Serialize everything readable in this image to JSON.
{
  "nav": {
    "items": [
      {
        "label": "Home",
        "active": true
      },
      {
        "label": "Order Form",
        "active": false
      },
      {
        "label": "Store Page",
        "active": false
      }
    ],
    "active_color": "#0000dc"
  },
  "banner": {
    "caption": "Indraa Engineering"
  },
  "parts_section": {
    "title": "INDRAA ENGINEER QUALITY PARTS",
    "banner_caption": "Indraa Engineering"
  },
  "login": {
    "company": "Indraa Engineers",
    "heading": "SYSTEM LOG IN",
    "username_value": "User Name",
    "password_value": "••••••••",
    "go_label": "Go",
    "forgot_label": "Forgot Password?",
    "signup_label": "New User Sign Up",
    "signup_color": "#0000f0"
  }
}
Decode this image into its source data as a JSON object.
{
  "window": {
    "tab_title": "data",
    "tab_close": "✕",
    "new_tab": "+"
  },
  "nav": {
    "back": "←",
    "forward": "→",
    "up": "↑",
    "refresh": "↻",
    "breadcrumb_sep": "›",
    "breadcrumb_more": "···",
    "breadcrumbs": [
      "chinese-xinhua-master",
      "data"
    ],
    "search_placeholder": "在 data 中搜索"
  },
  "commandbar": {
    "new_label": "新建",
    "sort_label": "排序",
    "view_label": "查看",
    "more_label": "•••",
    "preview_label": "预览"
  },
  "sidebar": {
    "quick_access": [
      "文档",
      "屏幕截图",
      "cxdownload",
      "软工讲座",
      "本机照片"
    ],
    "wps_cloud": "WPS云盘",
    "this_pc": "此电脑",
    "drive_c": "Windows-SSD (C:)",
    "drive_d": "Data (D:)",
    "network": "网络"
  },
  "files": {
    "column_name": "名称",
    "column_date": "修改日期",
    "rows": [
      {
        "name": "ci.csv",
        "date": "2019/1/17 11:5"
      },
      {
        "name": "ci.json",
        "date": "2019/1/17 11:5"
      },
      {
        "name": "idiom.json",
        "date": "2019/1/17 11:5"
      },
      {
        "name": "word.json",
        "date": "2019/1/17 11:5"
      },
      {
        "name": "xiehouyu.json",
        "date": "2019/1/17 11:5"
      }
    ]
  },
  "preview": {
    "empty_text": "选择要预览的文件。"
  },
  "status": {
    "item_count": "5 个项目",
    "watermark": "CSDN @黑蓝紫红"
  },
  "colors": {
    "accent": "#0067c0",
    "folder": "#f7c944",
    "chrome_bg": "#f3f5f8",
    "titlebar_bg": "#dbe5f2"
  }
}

Problem description »
Transcribe each entry precisely, missing none.

Expected answer »
Serialize everything readable in this image to JSON.
{
  "nav": {
    "items": [
      {
        "label": "Home",
        "active": true
      },
      {
        "label": "Order Form",
        "active": false
      },
      {
        "label": "Store Page",
        "active": false
      }
    ],
    "active_color": "#0000dc"
  },
  "banner": {
    "caption": "Indraa Engineering"
  },
  "parts_section": {
    "title": "INDRAA ENGINEER QUALITY PARTS",
    "banner_caption": "Indraa Engineering"
  },
  "login": {
    "company": "Indraa Engineers",
    "heading": "SYSTEM LOG IN",
    "username_value": "User Name",
    "password_value": "••••••••",
    "go_label": "Go",
    "forgot_label": "Forgot Password?",
    "signup_label": "New User Sign Up",
    "signup_color": "#0000f0"
  }
}
Decode this image into its source data as a JSON object.
{
  "window": {
    "tab_title": "data",
    "tab_close": "✕",
    "new_tab": "+"
  },
  "nav": {
    "back": "←",
    "forward": "→",
    "up": "↑",
    "refresh": "↻",
    "breadcrumb_sep": "›",
    "breadcrumb_more": "···",
    "breadcrumbs": [
      "chinese-xinhua-master",
      "data"
    ],
    "search_placeholder": "在 data 中搜索"
  },
  "commandbar": {
    "new_label": "新建",
    "sort_label": "排序",
    "view_label": "查看",
    "more_label": "•••",
    "preview_label": "预览"
  },
  "sidebar": {
    "quick_access": [
      "文档",
      "屏幕截图",
      "cxdownload",
      "软工讲座",
      "本机照片"
    ],
    "wps_cloud": "WPS云盘",
    "this_pc": "此电脑",
    "drive_c": "Windows-SSD (C:)",
    "drive_d": "Data (D:)",
    "network": "网络"
  },
  "files": {
    "column_name": "名称",
    "column_date": "修改日期",
    "rows": [
      {
        "name": "ci.csv",
        "date": "2019/1/17 11:5"
      },
      {
        "name": "ci.json",
        "date": "2019/1/17 11:5"
      },
      {
        "name": "idiom.json",
        "date": "2019/1/17 11:5"
      },
      {
        "name": "word.json",
        "date": "2019/1/17 11:5"
      },
      {
        "name": "xiehouyu.json",
        "date": "2019/1/17 11:5"
      }
    ]
  },
  "preview": {
    "empty_text": "选择要预览的文件。"
  },
  "status": {
    "item_count": "5 个项目",
    "watermark": "CSDN @黑蓝紫红"
  },
  "colors": {
    "accent": "#0067c0",
    "folder": "#f7c944",
    "chrome_bg": "#f3f5f8",
    "titlebar_bg": "#dbe5f2"
  }
}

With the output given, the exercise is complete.